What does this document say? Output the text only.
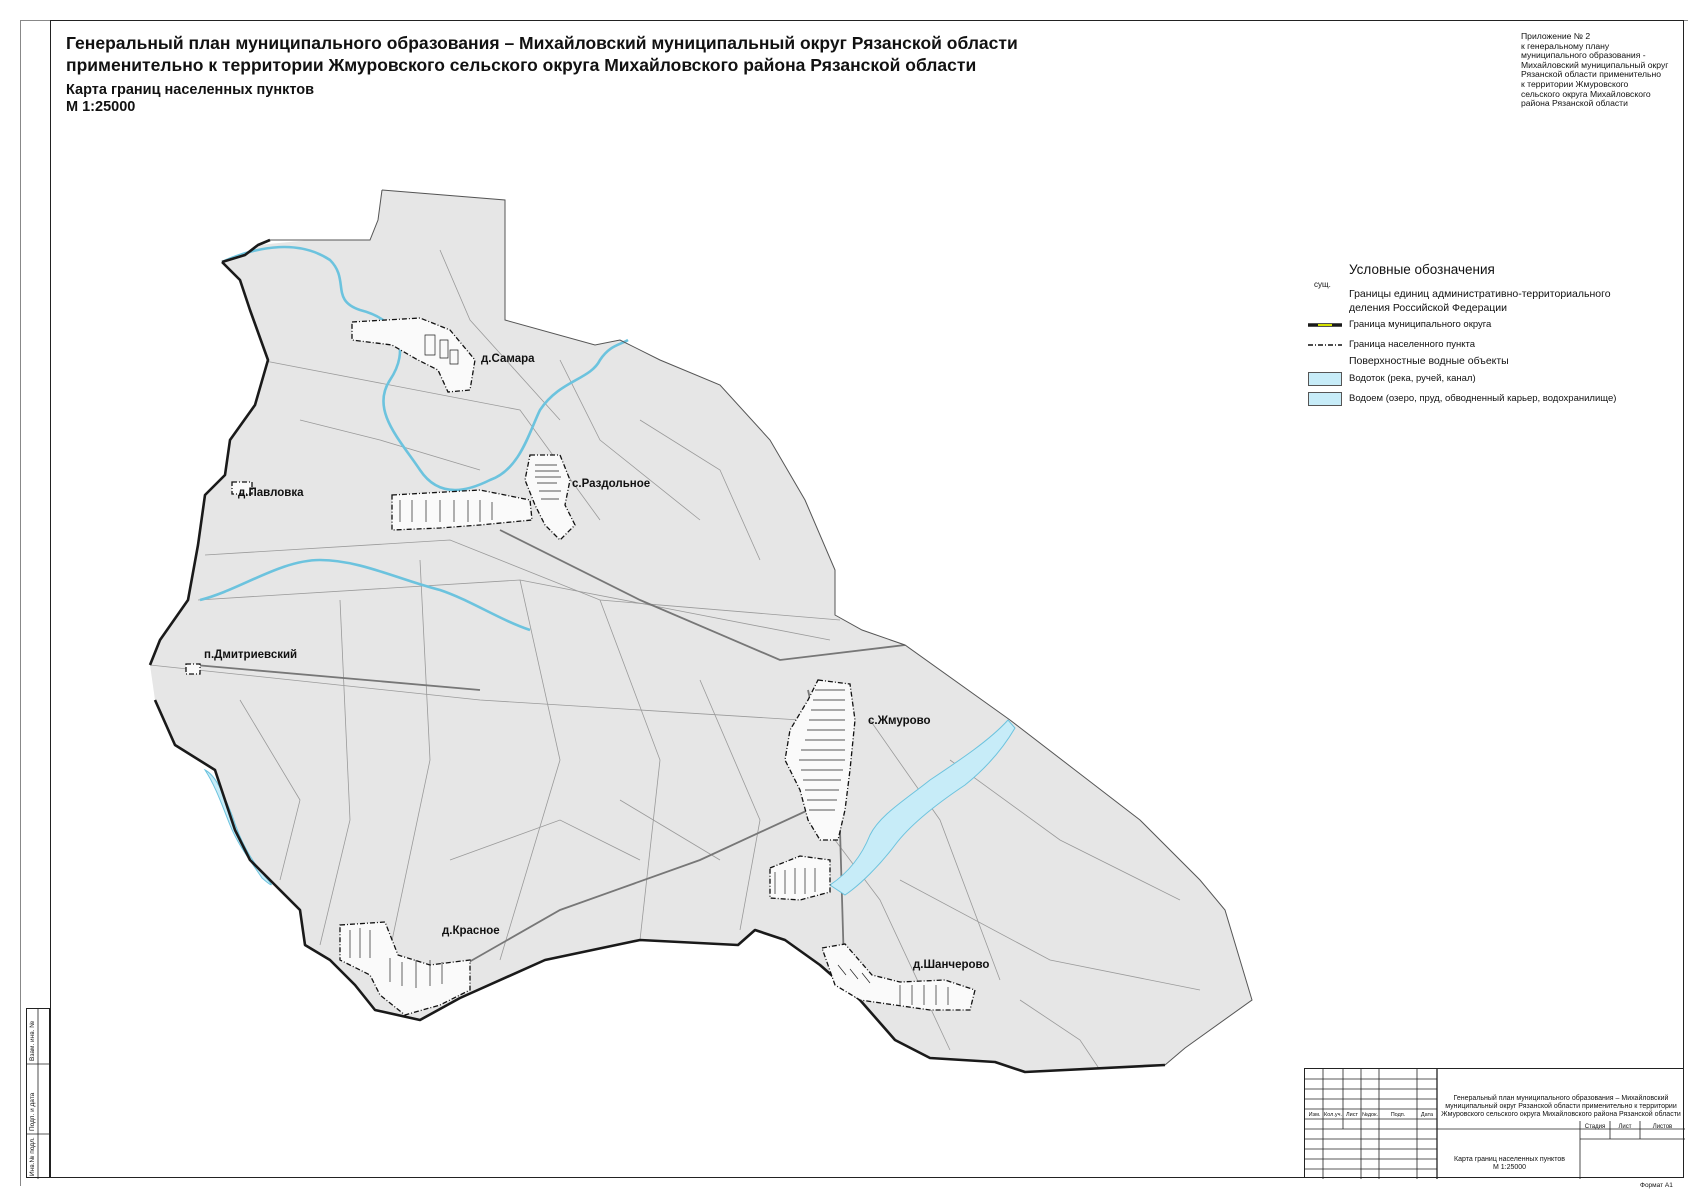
Генеральный план муниципального образования – Михайловский муниципальный округ Рязанской области
применительно к территории Жмуровского сельского округа Михайловского района Рязанской области
Карта границ населенных пунктов
М 1:25000
Приложение № 2
к генеральному плану
муниципального образования -
Михайловский муниципальный округ
Рязанской области применительно
к территории Жмуровского
сельского округа Михайловского
района Рязанской области
д.Самара
с.Раздольное
д.Павловка
п.Дмитриевский
с.Жмурово
д.Красное
д.Шанчерово
Условные обозначения
сущ.
Границы единиц административно-территориального
деления Российской Федерации
Граница муниципального округа
Граница населенного пункта
Поверхностные водные объекты
Водоток (река, ручей, канал)
Водоем (озеро, пруд, обводненный карьер, водохранилище)
Изм. Кол.уч. Лист №док.	Подп.	Дата
Генеральный план муниципального образования – Михайловский
муниципальный округ Рязанской области применительно к территории
Жмуровского сельского округа Михайловского района Рязанской области
Стадия	Лист	Листов
Карта границ населенных пунктов
М 1:25000
Формат А1
Взам. инв. №
Подп. и дата
Инв.№ подл.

---*---

STATED EXERCISE: Select every line of the records holding the string "района".

ANSWER IN FULL:
применительно к территории Жмуровского сельского округа Михайловского района Рязанской области
района Рязанской области
Жмуровского сельского округа Михайловского района Рязанской области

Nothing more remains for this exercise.